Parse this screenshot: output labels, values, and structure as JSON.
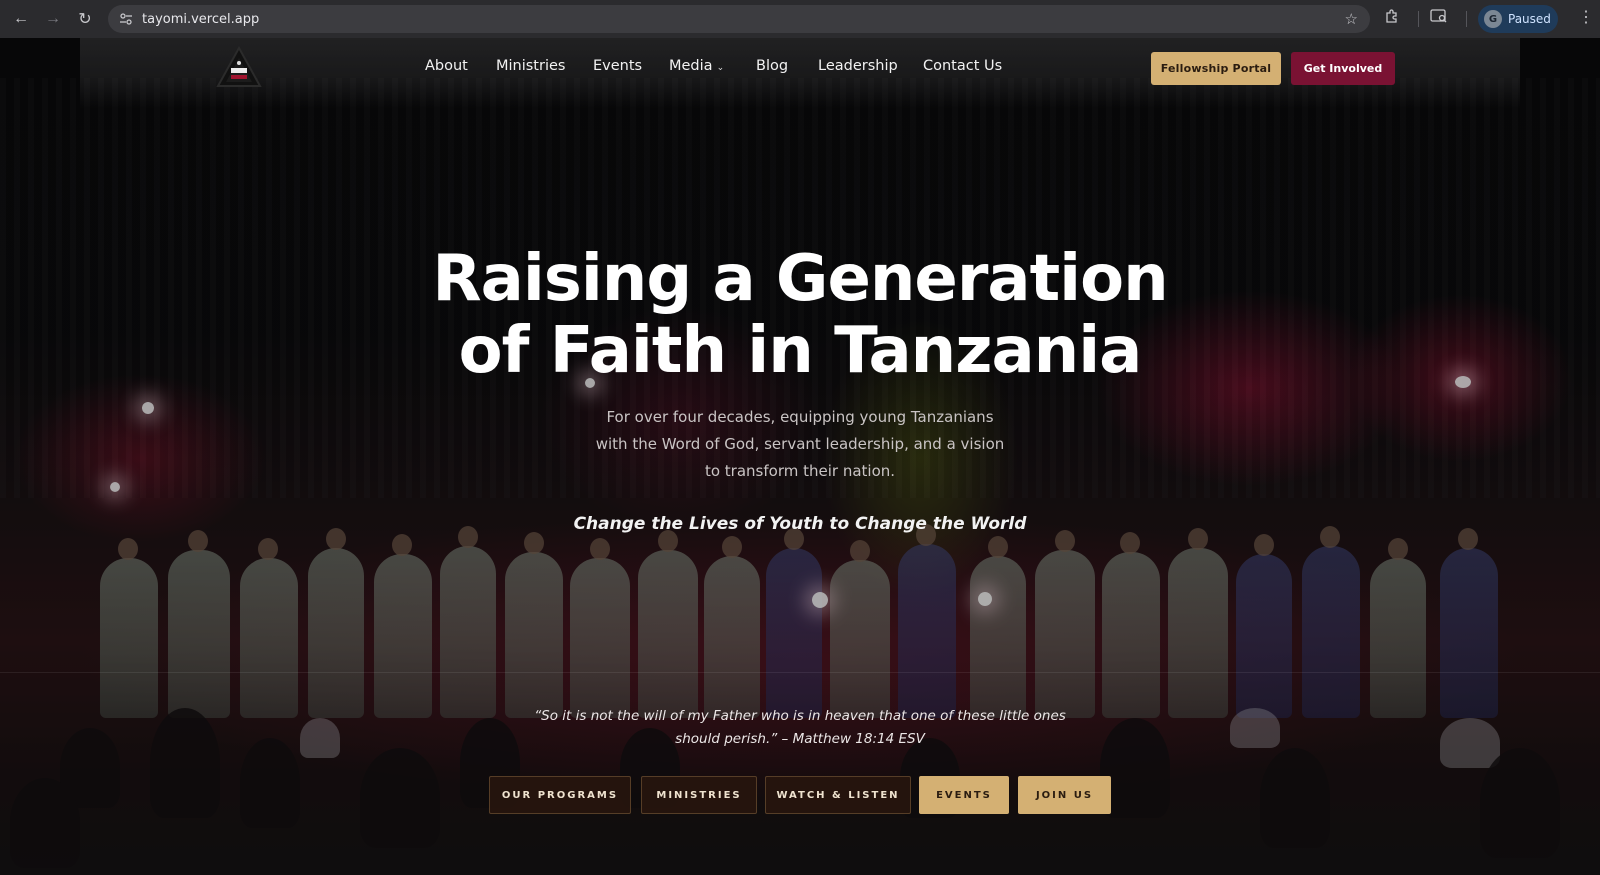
{
  "browser": {
    "url": "tayomi.vercel.app",
    "profile_initial": "G",
    "profile_label": "Paused"
  },
  "nav": {
    "links": [
      "About",
      "Ministries",
      "Events",
      "Media",
      "Blog",
      "Leadership",
      "Contact Us"
    ],
    "fellowship_portal": "Fellowship Portal",
    "get_involved": "Get Involved"
  },
  "hero": {
    "title_line1": "Raising a Generation",
    "title_line2": "of Faith in Tanzania",
    "subtitle": "For over four decades, equipping young Tanzanians with the Word of God, servant leadership, and a vision to transform their nation.",
    "tagline": "Change the Lives of Youth to Change the World",
    "verse": "“So it is not the will of my Father who is in heaven that one of these little ones should perish.” – Matthew 18:14 ESV"
  },
  "cta": {
    "programs": "OUR PROGRAMS",
    "ministries": "MINISTRIES",
    "watch": "WATCH & LISTEN",
    "events": "EVENTS",
    "join": "JOIN US"
  },
  "colors": {
    "gold": "#d4b073",
    "maroon": "#7a1233",
    "dark_button": "#28160e"
  },
  "icons": [
    "back-arrow-icon",
    "forward-arrow-icon",
    "reload-icon",
    "site-settings-icon",
    "bookmark-star-icon",
    "extensions-icon",
    "reader-mode-icon",
    "more-menu-icon",
    "chevron-down-icon",
    "logo-emblem"
  ]
}
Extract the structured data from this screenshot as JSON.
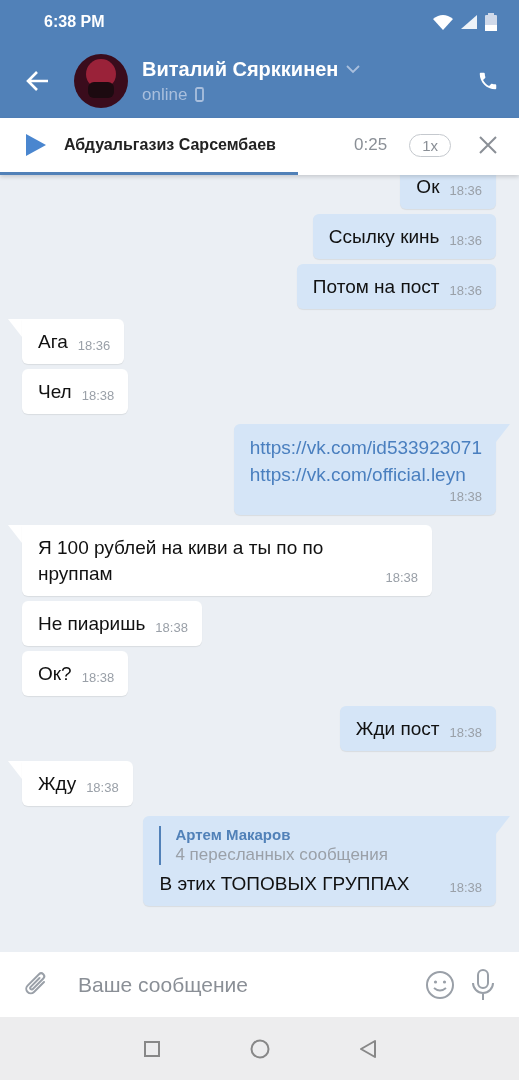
{
  "status_bar": {
    "time": "6:38 PM"
  },
  "header": {
    "name": "Виталий Сярккинен",
    "status": "online"
  },
  "audio_player": {
    "title": "Абдуальгазиз Сарсембаев",
    "duration": "0:25",
    "speed": "1x",
    "level": 0.575
  },
  "messages": [
    {
      "kind": "text",
      "outgoing": true,
      "tail": false,
      "text": "Ок",
      "time": "18:36"
    },
    {
      "kind": "text",
      "outgoing": true,
      "tail": false,
      "text": "Ссылку кинь",
      "time": "18:36"
    },
    {
      "kind": "text",
      "outgoing": true,
      "tail": false,
      "text": "Потом на пост",
      "time": "18:36"
    },
    {
      "kind": "text",
      "outgoing": false,
      "tail": true,
      "text": "Ага",
      "time": "18:36"
    },
    {
      "kind": "text",
      "outgoing": false,
      "tail": false,
      "text": "Чел",
      "time": "18:38"
    },
    {
      "kind": "links",
      "outgoing": true,
      "tail": true,
      "links": [
        "https://vk.com/id533923071",
        "https://vk.com/official.leyn"
      ],
      "time": "18:38"
    },
    {
      "kind": "text",
      "outgoing": false,
      "tail": true,
      "text": "Я 100 рублей на киви а ты по по нруппам",
      "time": "18:38"
    },
    {
      "kind": "text",
      "outgoing": false,
      "tail": false,
      "text": "Не пиаришь",
      "time": "18:38"
    },
    {
      "kind": "text",
      "outgoing": false,
      "tail": false,
      "text": "Ок?",
      "time": "18:38"
    },
    {
      "kind": "text",
      "outgoing": true,
      "tail": false,
      "text": "Жди пост",
      "time": "18:38"
    },
    {
      "kind": "text",
      "outgoing": false,
      "tail": true,
      "text": "Жду",
      "time": "18:38"
    },
    {
      "kind": "forward",
      "outgoing": true,
      "tail": true,
      "author": "Артем Макаров",
      "summary": "4 пересланных сообщения",
      "text": "В этих ТОПОВЫХ ГРУППАХ",
      "time": "18:38"
    }
  ],
  "composer": {
    "placeholder": "Ваше сообщение"
  }
}
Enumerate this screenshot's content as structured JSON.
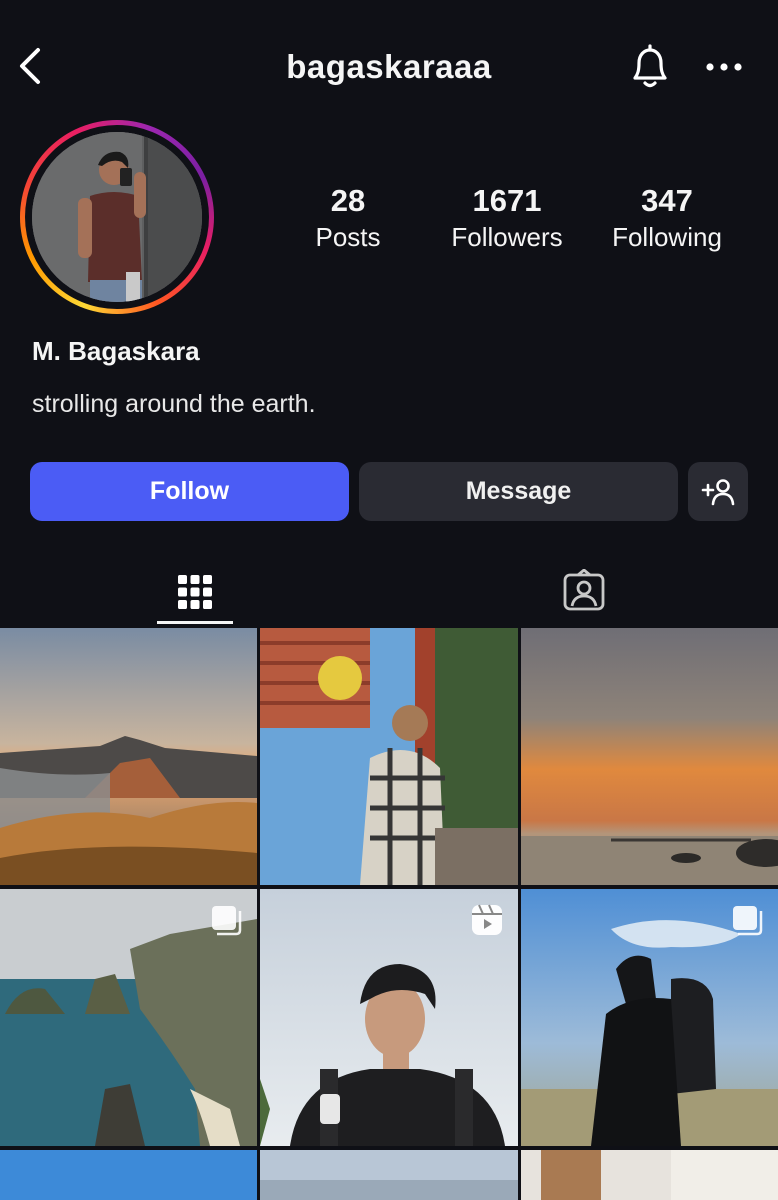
{
  "header": {
    "username": "bagaskaraaa"
  },
  "profile": {
    "full_name": "M. Bagaskara",
    "bio": "strolling around the earth.",
    "stats": {
      "posts_count": "28",
      "posts_label": "Posts",
      "followers_count": "1671",
      "followers_label": "Followers",
      "following_count": "347",
      "following_label": "Following"
    }
  },
  "actions": {
    "follow_label": "Follow",
    "message_label": "Message"
  },
  "tabs": {
    "posts_icon": "grid-icon",
    "tagged_icon": "tagged-person-icon"
  },
  "posts": [
    {
      "subject": "volcano landscape at sunrise",
      "type": "photo"
    },
    {
      "subject": "man in plaid shirt under pergola",
      "type": "photo"
    },
    {
      "subject": "sunset over sea",
      "type": "photo"
    },
    {
      "subject": "cliffs and beach coast",
      "type": "carousel"
    },
    {
      "subject": "man looking up at sky",
      "type": "reel"
    },
    {
      "subject": "hiker with backpack on hill",
      "type": "carousel"
    },
    {
      "subject": "blue sky",
      "type": "photo"
    },
    {
      "subject": "sky",
      "type": "photo"
    },
    {
      "subject": "interior room",
      "type": "photo"
    }
  ],
  "colors": {
    "background": "#0f1016",
    "follow_button": "#4b5cf5",
    "secondary_button": "#2a2b33"
  }
}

# # #

◆ TASK TO CARRY OUT ◆
Would you mind returning each entry above word for word, skipping the images?

◆ CORRECT RESPONSE ◆
Parse this screenshot: output labels, values, and structure as JSON.
{
  "browser": {
    "url": "tayomi.vercel.app",
    "profile_initial": "G",
    "profile_label": "Paused"
  },
  "nav": {
    "links": [
      "About",
      "Ministries",
      "Events",
      "Media",
      "Blog",
      "Leadership",
      "Contact Us"
    ],
    "fellowship_portal": "Fellowship Portal",
    "get_involved": "Get Involved"
  },
  "hero": {
    "title_line1": "Raising a Generation",
    "title_line2": "of Faith in Tanzania",
    "subtitle": "For over four decades, equipping young Tanzanians with the Word of God, servant leadership, and a vision to transform their nation.",
    "tagline": "Change the Lives of Youth to Change the World",
    "verse": "“So it is not the will of my Father who is in heaven that one of these little ones should perish.” – Matthew 18:14 ESV"
  },
  "cta": {
    "programs": "OUR PROGRAMS",
    "ministries": "MINISTRIES",
    "watch": "WATCH & LISTEN",
    "events": "EVENTS",
    "join": "JOIN US"
  },
  "colors": {
    "gold": "#d4b073",
    "maroon": "#7a1233",
    "dark_button": "#28160e"
  },
  "icons": [
    "back-arrow-icon",
    "forward-arrow-icon",
    "reload-icon",
    "site-settings-icon",
    "bookmark-star-icon",
    "extensions-icon",
    "reader-mode-icon",
    "more-menu-icon",
    "chevron-down-icon",
    "logo-emblem"
  ]
}
Extract the structured data from this screenshot as JSON.
{
  "status_bar": {
    "time": "6:38 PM"
  },
  "header": {
    "name": "Виталий Сярккинен",
    "status": "online"
  },
  "audio_player": {
    "title": "Абдуальгазиз Сарсембаев",
    "duration": "0:25",
    "speed": "1x",
    "level": 0.575
  },
  "messages": [
    {
      "kind": "text",
      "outgoing": true,
      "tail": false,
      "text": "Ок",
      "time": "18:36"
    },
    {
      "kind": "text",
      "outgoing": true,
      "tail": false,
      "text": "Ссылку кинь",
      "time": "18:36"
    },
    {
      "kind": "text",
      "outgoing": true,
      "tail": false,
      "text": "Потом на пост",
      "time": "18:36"
    },
    {
      "kind": "text",
      "outgoing": false,
      "tail": true,
      "text": "Ага",
      "time": "18:36"
    },
    {
      "kind": "text",
      "outgoing": false,
      "tail": false,
      "text": "Чел",
      "time": "18:38"
    },
    {
      "kind": "links",
      "outgoing": true,
      "tail": true,
      "links": [
        "https://vk.com/id533923071",
        "https://vk.com/official.leyn"
      ],
      "time": "18:38"
    },
    {
      "kind": "text",
      "outgoing": false,
      "tail": true,
      "text": "Я 100 рублей на киви а ты по по нруппам",
      "time": "18:38"
    },
    {
      "kind": "text",
      "outgoing": false,
      "tail": false,
      "text": "Не пиаришь",
      "time": "18:38"
    },
    {
      "kind": "text",
      "outgoing": false,
      "tail": false,
      "text": "Ок?",
      "time": "18:38"
    },
    {
      "kind": "text",
      "outgoing": true,
      "tail": false,
      "text": "Жди пост",
      "time": "18:38"
    },
    {
      "kind": "text",
      "outgoing": false,
      "tail": true,
      "text": "Жду",
      "time": "18:38"
    },
    {
      "kind": "forward",
      "outgoing": true,
      "tail": true,
      "author": "Артем Макаров",
      "summary": "4 пересланных сообщения",
      "text": "В этих ТОПОВЫХ ГРУППАХ",
      "time": "18:38"
    }
  ],
  "composer": {
    "placeholder": "Ваше сообщение"
  }
}
Enumerate this screenshot's content as structured JSON.
{
  "header": {
    "username": "bagaskaraaa"
  },
  "profile": {
    "full_name": "M. Bagaskara",
    "bio": "strolling around the earth.",
    "stats": {
      "posts_count": "28",
      "posts_label": "Posts",
      "followers_count": "1671",
      "followers_label": "Followers",
      "following_count": "347",
      "following_label": "Following"
    }
  },
  "actions": {
    "follow_label": "Follow",
    "message_label": "Message"
  },
  "tabs": {
    "posts_icon": "grid-icon",
    "tagged_icon": "tagged-person-icon"
  },
  "posts": [
    {
      "subject": "volcano landscape at sunrise",
      "type": "photo"
    },
    {
      "subject": "man in plaid shirt under pergola",
      "type": "photo"
    },
    {
      "subject": "sunset over sea",
      "type": "photo"
    },
    {
      "subject": "cliffs and beach coast",
      "type": "carousel"
    },
    {
      "subject": "man looking up at sky",
      "type": "reel"
    },
    {
      "subject": "hiker with backpack on hill",
      "type": "carousel"
    },
    {
      "subject": "blue sky",
      "type": "photo"
    },
    {
      "subject": "sky",
      "type": "photo"
    },
    {
      "subject": "interior room",
      "type": "photo"
    }
  ],
  "colors": {
    "background": "#0f1016",
    "follow_button": "#4b5cf5",
    "secondary_button": "#2a2b33"
  }
}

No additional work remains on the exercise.